__REQUIRED WORK__
Could you give the data below again, exactly and completely?

__Stored entries__
----------

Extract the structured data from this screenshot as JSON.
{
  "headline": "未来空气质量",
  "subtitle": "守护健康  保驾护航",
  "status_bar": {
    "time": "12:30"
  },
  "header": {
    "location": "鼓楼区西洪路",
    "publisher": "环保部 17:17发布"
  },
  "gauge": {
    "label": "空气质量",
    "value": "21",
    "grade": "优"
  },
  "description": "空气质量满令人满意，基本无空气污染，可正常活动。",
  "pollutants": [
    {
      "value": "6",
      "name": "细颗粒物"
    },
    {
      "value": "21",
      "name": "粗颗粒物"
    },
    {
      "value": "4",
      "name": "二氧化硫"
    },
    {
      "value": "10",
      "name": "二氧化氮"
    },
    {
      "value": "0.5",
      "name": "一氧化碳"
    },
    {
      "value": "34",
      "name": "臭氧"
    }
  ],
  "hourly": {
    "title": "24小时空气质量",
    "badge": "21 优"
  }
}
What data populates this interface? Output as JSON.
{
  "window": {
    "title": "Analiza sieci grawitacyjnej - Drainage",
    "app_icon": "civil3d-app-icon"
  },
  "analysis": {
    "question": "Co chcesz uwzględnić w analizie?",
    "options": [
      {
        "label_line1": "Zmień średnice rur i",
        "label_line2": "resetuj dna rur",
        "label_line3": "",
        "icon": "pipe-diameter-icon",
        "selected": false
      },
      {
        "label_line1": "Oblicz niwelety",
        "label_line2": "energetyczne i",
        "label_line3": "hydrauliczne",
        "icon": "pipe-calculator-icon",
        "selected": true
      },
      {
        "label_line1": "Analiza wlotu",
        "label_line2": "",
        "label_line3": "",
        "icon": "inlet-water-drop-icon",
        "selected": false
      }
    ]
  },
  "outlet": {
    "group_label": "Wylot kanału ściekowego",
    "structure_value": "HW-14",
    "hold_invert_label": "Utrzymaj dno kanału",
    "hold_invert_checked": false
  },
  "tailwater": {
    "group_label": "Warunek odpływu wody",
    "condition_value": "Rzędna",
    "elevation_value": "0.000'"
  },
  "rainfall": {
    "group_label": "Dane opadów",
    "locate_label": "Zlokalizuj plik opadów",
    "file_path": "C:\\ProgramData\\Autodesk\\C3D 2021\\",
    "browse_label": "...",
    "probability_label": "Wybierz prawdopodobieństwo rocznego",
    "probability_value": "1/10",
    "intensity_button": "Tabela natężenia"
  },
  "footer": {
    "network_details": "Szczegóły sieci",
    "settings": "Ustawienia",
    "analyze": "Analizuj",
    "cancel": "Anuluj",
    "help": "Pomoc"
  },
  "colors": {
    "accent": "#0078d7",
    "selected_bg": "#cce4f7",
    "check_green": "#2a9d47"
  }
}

----------

__ANSWER TO THIS TASK__
Extract the structured data from this screenshot as JSON.
{
  "headline": "未来空气质量",
  "subtitle": "守护健康  保驾护航",
  "status_bar": {
    "time": "12:30"
  },
  "header": {
    "location": "鼓楼区西洪路",
    "publisher": "环保部 17:17发布"
  },
  "gauge": {
    "label": "空气质量",
    "value": "21",
    "grade": "优"
  },
  "description": "空气质量满令人满意，基本无空气污染，可正常活动。",
  "pollutants": [
    {
      "value": "6",
      "name": "细颗粒物"
    },
    {
      "value": "21",
      "name": "粗颗粒物"
    },
    {
      "value": "4",
      "name": "二氧化硫"
    },
    {
      "value": "10",
      "name": "二氧化氮"
    },
    {
      "value": "0.5",
      "name": "一氧化碳"
    },
    {
      "value": "34",
      "name": "臭氧"
    }
  ],
  "hourly": {
    "title": "24小时空气质量",
    "badge": "21 优"
  }
}
What data populates this interface? Output as JSON.
{
  "window": {
    "title": "Analiza sieci grawitacyjnej - Drainage",
    "app_icon": "civil3d-app-icon"
  },
  "analysis": {
    "question": "Co chcesz uwzględnić w analizie?",
    "options": [
      {
        "label_line1": "Zmień średnice rur i",
        "label_line2": "resetuj dna rur",
        "label_line3": "",
        "icon": "pipe-diameter-icon",
        "selected": false
      },
      {
        "label_line1": "Oblicz niwelety",
        "label_line2": "energetyczne i",
        "label_line3": "hydrauliczne",
        "icon": "pipe-calculator-icon",
        "selected": true
      },
      {
        "label_line1": "Analiza wlotu",
        "label_line2": "",
        "label_line3": "",
        "icon": "inlet-water-drop-icon",
        "selected": false
      }
    ]
  },
  "outlet": {
    "group_label": "Wylot kanału ściekowego",
    "structure_value": "HW-14",
    "hold_invert_label": "Utrzymaj dno kanału",
    "hold_invert_checked": false
  },
  "tailwater": {
    "group_label": "Warunek odpływu wody",
    "condition_value": "Rzędna",
    "elevation_value": "0.000'"
  },
  "rainfall": {
    "group_label": "Dane opadów",
    "locate_label": "Zlokalizuj plik opadów",
    "file_path": "C:\\ProgramData\\Autodesk\\C3D 2021\\",
    "browse_label": "...",
    "probability_label": "Wybierz prawdopodobieństwo rocznego",
    "probability_value": "1/10",
    "intensity_button": "Tabela natężenia"
  },
  "footer": {
    "network_details": "Szczegóły sieci",
    "settings": "Ustawienia",
    "analyze": "Analizuj",
    "cancel": "Anuluj",
    "help": "Pomoc"
  },
  "colors": {
    "accent": "#0078d7",
    "selected_bg": "#cce4f7",
    "check_green": "#2a9d47"
  }
}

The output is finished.